### WHAT YOU WILL DO
Quote all entries in full, exactly.

■ ■ ■ ■ ■

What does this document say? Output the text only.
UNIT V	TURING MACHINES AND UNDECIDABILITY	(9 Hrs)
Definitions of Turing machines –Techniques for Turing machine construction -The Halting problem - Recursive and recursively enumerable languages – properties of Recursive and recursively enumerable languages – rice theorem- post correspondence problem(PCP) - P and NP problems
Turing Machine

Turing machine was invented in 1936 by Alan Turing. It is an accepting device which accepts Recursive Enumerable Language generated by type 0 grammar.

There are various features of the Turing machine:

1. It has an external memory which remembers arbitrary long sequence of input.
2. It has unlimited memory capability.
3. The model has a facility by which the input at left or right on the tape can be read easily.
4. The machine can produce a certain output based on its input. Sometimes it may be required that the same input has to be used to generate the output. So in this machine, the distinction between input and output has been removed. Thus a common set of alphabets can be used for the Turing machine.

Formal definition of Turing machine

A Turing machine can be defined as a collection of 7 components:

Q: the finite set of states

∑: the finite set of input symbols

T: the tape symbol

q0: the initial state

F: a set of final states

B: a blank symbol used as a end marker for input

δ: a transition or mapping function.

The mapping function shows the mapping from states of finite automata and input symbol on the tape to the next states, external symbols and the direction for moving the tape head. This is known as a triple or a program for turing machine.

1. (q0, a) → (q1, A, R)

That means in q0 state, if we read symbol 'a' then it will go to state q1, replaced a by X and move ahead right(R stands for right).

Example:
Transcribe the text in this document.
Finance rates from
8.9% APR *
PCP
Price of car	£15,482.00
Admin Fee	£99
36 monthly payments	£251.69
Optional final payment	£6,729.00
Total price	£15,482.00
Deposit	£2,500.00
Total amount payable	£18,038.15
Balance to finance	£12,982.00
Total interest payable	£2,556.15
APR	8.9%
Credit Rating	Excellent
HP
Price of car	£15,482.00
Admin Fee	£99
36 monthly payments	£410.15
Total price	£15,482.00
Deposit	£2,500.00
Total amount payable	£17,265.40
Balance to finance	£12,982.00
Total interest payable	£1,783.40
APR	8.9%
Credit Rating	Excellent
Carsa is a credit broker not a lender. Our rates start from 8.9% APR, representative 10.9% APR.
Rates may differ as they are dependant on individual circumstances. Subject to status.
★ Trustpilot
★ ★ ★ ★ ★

■ ■ ■ ■ ■

### RIGHT ANSWER
What does this document say? Output the text only.
UNIT V	TURING MACHINES AND UNDECIDABILITY	(9 Hrs)
Definitions of Turing machines –Techniques for Turing machine construction -The Halting problem - Recursive and recursively enumerable languages – properties of Recursive and recursively enumerable languages – rice theorem- post correspondence problem(PCP) - P and NP problems
Turing Machine

Turing machine was invented in 1936 by Alan Turing. It is an accepting device which accepts Recursive Enumerable Language generated by type 0 grammar.

There are various features of the Turing machine:

1. It has an external memory which remembers arbitrary long sequence of input.
2. It has unlimited memory capability.
3. The model has a facility by which the input at left or right on the tape can be read easily.
4. The machine can produce a certain output based on its input. Sometimes it may be required that the same input has to be used to generate the output. So in this machine, the distinction between input and output has been removed. Thus a common set of alphabets can be used for the Turing machine.

Formal definition of Turing machine

A Turing machine can be defined as a collection of 7 components:

Q: the finite set of states

∑: the finite set of input symbols

T: the tape symbol

q0: the initial state

F: a set of final states

B: a blank symbol used as a end marker for input

δ: a transition or mapping function.

The mapping function shows the mapping from states of finite automata and input symbol on the tape to the next states, external symbols and the direction for moving the tape head. This is known as a triple or a program for turing machine.

1. (q0, a) → (q1, A, R)

That means in q0 state, if we read symbol 'a' then it will go to state q1, replaced a by X and move ahead right(R stands for right).

Example:
Transcribe the text in this document.
Finance rates from
8.9% APR *
PCP
Price of car	£15,482.00
Admin Fee	£99
36 monthly payments	£251.69
Optional final payment	£6,729.00
Total price	£15,482.00
Deposit	£2,500.00
Total amount payable	£18,038.15
Balance to finance	£12,982.00
Total interest payable	£2,556.15
APR	8.9%
Credit Rating	Excellent
HP
Price of car	£15,482.00
Admin Fee	£99
36 monthly payments	£410.15
Total price	£15,482.00
Deposit	£2,500.00
Total amount payable	£17,265.40
Balance to finance	£12,982.00
Total interest payable	£1,783.40
APR	8.9%
Credit Rating	Excellent
Carsa is a credit broker not a lender. Our rates start from 8.9% APR, representative 10.9% APR.
Rates may differ as they are dependant on individual circumstances. Subject to status.
★ Trustpilot
★ ★ ★ ★ ★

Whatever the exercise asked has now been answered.